[Data entries]
— START —
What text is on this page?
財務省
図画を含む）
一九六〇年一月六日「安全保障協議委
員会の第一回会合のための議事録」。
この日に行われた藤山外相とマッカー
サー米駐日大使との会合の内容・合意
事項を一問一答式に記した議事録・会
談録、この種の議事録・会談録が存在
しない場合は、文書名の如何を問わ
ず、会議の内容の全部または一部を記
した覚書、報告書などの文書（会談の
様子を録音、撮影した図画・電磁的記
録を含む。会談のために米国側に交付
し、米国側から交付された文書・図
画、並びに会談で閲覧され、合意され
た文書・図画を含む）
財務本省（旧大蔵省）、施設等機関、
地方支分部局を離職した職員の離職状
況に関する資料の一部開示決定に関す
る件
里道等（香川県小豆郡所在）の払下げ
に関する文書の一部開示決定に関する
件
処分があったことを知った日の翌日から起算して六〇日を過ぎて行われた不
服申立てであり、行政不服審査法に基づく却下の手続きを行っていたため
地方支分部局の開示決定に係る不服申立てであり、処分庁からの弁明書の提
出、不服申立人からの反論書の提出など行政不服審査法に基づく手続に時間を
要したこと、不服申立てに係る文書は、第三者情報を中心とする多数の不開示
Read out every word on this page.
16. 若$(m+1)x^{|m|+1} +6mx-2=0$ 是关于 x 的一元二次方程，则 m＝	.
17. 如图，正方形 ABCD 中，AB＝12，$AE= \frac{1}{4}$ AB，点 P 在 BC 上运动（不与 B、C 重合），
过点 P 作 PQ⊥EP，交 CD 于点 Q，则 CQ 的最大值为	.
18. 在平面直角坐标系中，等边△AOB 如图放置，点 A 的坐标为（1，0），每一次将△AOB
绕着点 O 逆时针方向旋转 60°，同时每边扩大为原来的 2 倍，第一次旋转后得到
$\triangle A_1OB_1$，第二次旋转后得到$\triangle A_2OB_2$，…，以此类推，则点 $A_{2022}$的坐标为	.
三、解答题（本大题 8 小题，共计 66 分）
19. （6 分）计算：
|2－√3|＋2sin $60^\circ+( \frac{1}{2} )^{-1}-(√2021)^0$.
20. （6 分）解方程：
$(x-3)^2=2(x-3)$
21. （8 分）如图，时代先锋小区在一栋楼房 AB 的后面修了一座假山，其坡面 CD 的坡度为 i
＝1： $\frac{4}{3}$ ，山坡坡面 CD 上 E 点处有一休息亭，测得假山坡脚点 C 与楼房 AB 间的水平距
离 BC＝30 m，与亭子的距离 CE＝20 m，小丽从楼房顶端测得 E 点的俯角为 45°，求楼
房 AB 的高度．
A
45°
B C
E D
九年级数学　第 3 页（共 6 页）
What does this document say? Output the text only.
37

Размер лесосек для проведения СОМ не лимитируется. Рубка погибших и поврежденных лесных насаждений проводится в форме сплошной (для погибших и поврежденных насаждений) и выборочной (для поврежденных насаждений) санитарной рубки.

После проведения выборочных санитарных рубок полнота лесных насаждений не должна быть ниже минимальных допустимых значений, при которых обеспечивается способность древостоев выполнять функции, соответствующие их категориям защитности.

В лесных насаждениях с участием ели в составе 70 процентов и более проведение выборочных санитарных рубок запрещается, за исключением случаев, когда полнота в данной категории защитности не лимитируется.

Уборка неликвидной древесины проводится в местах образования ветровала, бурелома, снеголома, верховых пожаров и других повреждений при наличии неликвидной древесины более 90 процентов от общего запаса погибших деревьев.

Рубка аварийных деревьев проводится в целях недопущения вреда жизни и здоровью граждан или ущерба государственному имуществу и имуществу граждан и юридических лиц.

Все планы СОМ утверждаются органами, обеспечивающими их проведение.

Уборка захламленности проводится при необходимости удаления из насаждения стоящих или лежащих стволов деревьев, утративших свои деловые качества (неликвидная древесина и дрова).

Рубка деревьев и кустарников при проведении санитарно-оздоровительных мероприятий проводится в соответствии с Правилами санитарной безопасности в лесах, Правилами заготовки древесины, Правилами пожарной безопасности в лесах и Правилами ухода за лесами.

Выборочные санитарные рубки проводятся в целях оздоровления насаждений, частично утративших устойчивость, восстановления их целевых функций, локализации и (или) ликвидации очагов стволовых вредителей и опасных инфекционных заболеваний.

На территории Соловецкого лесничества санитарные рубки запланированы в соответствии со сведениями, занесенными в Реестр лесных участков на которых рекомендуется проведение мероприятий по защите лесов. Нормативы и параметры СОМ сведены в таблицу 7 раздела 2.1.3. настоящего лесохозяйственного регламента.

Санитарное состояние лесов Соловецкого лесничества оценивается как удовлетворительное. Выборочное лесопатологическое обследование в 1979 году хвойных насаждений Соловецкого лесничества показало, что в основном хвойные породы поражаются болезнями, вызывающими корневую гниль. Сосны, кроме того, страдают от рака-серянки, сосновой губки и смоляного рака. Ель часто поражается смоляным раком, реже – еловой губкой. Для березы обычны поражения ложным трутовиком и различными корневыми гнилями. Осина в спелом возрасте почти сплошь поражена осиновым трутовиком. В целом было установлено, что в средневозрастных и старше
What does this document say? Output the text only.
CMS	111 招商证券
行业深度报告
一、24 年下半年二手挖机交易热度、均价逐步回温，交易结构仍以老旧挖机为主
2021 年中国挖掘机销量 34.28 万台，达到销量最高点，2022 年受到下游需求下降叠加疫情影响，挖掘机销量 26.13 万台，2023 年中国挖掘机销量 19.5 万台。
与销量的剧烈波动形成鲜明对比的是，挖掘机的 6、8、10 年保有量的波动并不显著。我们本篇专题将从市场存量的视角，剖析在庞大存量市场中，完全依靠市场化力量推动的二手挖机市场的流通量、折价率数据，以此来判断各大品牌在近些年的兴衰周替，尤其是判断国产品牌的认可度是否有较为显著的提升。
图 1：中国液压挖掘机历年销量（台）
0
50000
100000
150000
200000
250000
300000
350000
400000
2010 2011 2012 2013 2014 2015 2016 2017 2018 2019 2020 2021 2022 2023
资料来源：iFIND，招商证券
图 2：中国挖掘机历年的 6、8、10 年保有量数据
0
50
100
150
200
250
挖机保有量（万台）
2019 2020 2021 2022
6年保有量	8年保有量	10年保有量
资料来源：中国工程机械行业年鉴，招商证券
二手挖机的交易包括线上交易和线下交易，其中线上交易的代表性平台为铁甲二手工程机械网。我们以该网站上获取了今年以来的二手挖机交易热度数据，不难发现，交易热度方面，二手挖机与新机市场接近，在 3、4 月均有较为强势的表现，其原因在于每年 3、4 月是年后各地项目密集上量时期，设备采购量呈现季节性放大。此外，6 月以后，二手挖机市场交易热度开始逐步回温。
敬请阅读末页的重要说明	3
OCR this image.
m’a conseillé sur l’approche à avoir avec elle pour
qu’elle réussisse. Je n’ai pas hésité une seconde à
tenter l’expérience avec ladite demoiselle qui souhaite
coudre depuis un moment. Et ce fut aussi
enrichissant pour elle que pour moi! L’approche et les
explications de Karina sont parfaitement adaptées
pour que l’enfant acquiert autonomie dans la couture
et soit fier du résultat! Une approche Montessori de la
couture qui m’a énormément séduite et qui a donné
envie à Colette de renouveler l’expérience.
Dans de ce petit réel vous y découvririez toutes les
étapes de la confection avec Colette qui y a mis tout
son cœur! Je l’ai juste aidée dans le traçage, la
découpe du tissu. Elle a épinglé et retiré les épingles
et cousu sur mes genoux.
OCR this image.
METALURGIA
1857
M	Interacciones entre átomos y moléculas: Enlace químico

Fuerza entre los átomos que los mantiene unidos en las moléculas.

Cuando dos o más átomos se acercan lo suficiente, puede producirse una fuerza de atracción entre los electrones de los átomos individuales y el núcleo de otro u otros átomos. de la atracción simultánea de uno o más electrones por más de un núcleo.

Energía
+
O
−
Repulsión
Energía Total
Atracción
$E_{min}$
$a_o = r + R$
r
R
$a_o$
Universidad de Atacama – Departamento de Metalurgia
— END —
## Your objective
What is the number of lines above that hold the string "招商证券"? Answer with that number alone.

## Response to this exercise
3